## BEGIN Supplied information

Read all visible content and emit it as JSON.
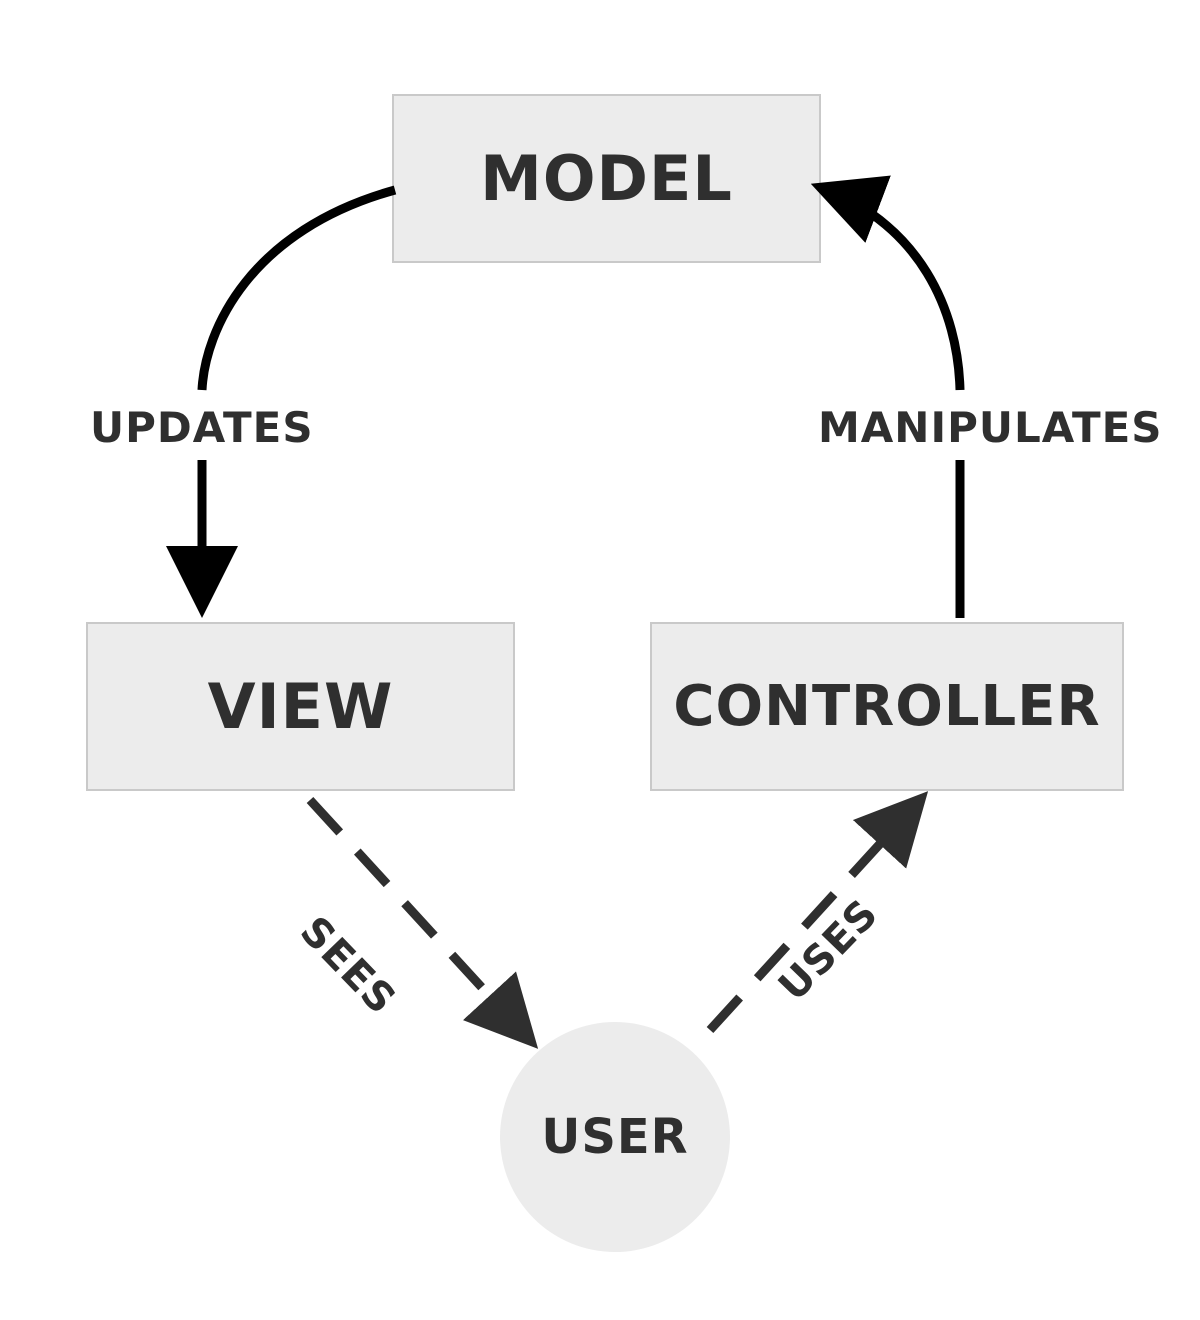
{
  "nodes": {
    "model": "MODEL",
    "view": "VIEW",
    "controller": "CONTROLLER",
    "user": "USER"
  },
  "edges": {
    "model_to_view": "UPDATES",
    "controller_to_model": "MANIPULATES",
    "view_to_user": "SEES",
    "user_to_controller": "USES"
  },
  "colors": {
    "node_fill": "#ececec",
    "node_stroke": "#c9c9c9",
    "text": "#2f2f2f",
    "arrow_solid": "#000000",
    "arrow_dashed": "#2f2f2f"
  }
}
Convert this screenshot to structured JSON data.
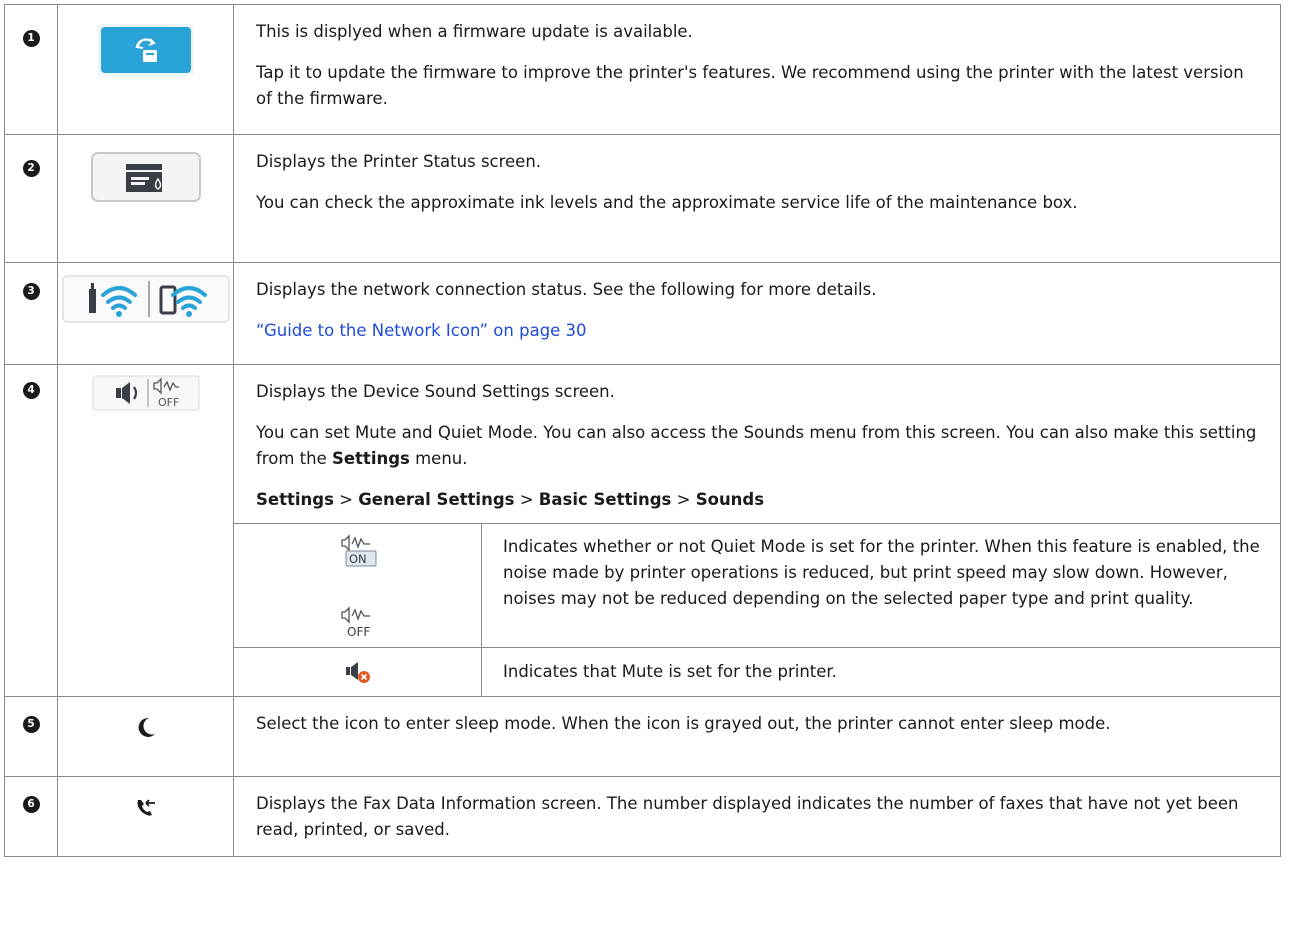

## END Supplied information

Task statement => Repeat the data exactly, dropping every picture it holds.

Finished exercise =>
Read all visible content and emit it as JSON.
{
  "nodes": {
    "model": "MODEL",
    "view": "VIEW",
    "controller": "CONTROLLER",
    "user": "USER"
  },
  "edges": {
    "model_to_view": "UPDATES",
    "controller_to_model": "MANIPULATES",
    "view_to_user": "SEES",
    "user_to_controller": "USES"
  },
  "colors": {
    "node_fill": "#ececec",
    "node_stroke": "#c9c9c9",
    "text": "#2f2f2f",
    "arrow_solid": "#000000",
    "arrow_dashed": "#2f2f2f"
  }
}
Convert this screenshot to structured JSON data.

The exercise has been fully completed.